**Stored data:**
************
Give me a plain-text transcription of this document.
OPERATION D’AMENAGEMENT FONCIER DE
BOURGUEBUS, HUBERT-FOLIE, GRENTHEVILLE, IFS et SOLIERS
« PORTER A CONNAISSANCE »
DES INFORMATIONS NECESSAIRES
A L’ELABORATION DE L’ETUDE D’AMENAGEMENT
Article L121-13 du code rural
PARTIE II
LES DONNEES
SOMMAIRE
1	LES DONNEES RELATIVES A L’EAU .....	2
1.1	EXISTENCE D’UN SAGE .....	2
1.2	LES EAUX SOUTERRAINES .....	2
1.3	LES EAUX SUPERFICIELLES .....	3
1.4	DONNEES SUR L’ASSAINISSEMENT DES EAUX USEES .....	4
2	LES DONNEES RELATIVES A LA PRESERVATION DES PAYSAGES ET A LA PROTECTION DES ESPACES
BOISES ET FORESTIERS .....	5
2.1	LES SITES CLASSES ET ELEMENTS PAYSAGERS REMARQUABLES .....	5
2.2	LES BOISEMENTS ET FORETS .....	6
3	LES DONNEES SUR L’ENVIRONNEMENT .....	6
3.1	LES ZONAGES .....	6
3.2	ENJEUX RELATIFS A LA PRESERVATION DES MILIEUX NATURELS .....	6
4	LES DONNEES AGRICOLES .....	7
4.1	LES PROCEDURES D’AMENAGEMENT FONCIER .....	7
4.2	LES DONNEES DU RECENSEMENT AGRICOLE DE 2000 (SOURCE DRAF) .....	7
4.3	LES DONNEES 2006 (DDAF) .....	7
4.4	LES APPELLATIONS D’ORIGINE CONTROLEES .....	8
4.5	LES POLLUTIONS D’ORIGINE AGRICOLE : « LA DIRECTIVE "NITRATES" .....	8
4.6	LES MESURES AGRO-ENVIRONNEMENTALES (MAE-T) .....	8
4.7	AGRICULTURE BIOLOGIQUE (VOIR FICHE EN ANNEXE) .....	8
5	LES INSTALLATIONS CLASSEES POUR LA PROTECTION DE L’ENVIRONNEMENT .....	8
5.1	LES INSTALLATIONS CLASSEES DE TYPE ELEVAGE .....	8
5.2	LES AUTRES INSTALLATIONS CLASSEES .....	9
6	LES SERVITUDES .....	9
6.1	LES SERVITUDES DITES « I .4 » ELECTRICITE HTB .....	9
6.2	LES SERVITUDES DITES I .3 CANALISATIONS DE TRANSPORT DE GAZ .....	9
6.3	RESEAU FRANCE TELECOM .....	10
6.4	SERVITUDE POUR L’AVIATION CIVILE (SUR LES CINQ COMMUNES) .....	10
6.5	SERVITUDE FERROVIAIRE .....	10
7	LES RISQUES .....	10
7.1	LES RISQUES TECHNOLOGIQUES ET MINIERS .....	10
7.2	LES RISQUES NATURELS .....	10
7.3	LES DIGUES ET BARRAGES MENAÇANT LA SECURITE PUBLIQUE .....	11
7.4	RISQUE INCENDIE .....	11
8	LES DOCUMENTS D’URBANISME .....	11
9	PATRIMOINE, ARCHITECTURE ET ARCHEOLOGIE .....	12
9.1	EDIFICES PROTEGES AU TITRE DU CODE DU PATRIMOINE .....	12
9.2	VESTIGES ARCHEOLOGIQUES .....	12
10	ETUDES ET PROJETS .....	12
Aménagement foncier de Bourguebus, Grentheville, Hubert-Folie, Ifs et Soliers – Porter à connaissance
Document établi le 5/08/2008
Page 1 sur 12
************
**Goal:** Go through the listing above and pull out each line containing the word "RELATIVES".

**Answer to this task:**
1	LES DONNEES RELATIVES A L’EAU .....	2
2	LES DONNEES RELATIVES A LA PRESERVATION DES PAYSAGES ET A LA PROTECTION DES ESPACES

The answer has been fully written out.